● **Exercise description**
Identify all lines in the listing that include the word "EURGBP", and copy them out.

══ Supplied records

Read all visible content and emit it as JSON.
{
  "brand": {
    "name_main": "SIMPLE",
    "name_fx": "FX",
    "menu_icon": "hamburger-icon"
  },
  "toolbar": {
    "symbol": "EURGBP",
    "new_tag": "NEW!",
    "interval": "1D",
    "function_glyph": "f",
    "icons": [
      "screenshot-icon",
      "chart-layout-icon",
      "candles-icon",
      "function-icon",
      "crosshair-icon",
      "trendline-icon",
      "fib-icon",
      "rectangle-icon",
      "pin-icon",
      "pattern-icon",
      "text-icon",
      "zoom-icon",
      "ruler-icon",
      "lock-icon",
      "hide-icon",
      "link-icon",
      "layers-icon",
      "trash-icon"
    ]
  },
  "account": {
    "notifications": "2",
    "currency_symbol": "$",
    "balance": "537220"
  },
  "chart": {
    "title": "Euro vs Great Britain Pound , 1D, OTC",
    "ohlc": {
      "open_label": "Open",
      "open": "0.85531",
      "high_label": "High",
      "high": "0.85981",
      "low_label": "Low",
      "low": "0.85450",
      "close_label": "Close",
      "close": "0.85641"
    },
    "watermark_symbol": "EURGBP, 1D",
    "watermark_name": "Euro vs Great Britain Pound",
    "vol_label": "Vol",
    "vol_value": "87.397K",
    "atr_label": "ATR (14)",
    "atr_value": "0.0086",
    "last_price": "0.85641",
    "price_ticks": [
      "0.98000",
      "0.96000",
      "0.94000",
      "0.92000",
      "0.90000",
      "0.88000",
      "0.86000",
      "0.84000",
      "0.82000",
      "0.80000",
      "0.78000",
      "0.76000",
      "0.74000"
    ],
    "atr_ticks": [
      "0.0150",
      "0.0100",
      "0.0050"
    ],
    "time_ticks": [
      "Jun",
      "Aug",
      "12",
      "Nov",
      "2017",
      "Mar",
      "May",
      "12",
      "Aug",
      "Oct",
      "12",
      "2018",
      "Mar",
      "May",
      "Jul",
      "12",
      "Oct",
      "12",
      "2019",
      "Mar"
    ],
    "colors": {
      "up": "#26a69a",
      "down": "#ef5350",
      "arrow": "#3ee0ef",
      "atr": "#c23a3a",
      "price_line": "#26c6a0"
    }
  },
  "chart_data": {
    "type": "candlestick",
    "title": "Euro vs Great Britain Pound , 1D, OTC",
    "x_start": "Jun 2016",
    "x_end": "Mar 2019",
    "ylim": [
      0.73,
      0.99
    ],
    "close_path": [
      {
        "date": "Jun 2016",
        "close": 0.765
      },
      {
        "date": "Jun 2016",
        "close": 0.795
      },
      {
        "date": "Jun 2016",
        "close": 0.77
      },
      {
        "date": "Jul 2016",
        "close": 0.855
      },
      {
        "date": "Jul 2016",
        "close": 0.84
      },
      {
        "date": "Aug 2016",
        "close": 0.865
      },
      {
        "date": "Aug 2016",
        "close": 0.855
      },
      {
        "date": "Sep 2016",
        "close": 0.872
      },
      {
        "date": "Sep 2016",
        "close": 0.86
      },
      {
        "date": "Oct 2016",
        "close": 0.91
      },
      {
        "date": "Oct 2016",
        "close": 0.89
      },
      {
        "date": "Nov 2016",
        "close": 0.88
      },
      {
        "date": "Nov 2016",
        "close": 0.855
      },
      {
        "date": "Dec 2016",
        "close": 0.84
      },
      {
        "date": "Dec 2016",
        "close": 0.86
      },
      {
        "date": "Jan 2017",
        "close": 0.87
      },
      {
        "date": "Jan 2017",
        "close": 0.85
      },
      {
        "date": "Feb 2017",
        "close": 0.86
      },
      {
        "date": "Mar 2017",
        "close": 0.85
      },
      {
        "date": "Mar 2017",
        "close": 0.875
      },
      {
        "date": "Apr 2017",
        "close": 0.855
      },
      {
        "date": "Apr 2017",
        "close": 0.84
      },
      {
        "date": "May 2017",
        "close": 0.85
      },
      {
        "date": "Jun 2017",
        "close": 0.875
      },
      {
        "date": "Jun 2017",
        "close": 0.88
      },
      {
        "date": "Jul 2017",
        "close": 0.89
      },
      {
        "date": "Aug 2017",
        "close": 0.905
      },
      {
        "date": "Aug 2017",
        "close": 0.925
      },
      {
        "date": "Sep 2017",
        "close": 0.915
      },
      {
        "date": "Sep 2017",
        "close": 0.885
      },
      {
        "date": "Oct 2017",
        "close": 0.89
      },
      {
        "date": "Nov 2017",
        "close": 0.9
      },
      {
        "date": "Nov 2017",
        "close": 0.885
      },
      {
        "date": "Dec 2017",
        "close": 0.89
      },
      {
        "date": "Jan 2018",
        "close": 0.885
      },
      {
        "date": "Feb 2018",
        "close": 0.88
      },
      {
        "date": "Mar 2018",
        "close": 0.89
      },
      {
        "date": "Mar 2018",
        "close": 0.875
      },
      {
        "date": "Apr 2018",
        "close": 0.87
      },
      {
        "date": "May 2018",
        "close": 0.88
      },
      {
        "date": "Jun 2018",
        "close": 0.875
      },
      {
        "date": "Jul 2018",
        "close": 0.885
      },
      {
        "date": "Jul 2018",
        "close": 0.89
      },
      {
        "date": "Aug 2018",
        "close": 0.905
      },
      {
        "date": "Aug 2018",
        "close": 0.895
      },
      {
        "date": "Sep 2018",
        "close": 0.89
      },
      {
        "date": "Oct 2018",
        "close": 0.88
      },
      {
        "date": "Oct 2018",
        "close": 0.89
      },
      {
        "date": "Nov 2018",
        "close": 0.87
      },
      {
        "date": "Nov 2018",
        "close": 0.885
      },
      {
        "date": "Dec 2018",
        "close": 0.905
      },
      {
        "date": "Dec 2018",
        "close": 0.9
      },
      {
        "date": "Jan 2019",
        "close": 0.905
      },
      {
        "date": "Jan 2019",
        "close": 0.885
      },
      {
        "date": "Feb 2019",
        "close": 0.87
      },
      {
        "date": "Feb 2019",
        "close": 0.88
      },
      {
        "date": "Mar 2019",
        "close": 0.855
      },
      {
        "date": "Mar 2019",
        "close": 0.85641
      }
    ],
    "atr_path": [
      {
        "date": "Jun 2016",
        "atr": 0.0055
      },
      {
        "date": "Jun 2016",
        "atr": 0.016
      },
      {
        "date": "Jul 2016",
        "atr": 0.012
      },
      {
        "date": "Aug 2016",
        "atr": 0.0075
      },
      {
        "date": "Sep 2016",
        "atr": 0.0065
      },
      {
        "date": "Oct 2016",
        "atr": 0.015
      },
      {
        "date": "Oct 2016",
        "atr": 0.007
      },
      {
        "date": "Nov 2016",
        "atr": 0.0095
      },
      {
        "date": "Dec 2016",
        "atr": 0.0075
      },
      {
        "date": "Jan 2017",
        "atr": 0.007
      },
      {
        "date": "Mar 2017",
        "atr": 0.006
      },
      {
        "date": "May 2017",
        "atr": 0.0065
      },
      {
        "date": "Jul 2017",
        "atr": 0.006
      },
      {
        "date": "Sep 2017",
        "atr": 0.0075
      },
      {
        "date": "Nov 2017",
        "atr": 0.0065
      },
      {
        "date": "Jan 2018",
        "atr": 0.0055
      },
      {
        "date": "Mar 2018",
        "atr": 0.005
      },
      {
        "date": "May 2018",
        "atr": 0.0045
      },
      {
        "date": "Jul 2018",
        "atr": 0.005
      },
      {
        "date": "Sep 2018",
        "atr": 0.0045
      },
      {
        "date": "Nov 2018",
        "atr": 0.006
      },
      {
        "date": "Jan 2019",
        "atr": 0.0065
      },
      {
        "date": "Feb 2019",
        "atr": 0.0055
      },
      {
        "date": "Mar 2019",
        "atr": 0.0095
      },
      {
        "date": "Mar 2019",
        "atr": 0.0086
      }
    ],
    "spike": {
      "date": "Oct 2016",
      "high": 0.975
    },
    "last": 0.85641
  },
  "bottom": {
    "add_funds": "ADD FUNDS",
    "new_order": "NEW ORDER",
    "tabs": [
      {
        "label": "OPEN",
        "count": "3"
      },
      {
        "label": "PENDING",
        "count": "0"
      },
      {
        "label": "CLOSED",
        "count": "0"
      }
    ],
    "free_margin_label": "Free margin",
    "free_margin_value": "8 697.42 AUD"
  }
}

════

● **Result for this task**
    "symbol": "EURGBP",
    "watermark_symbol": "EURGBP, 1D",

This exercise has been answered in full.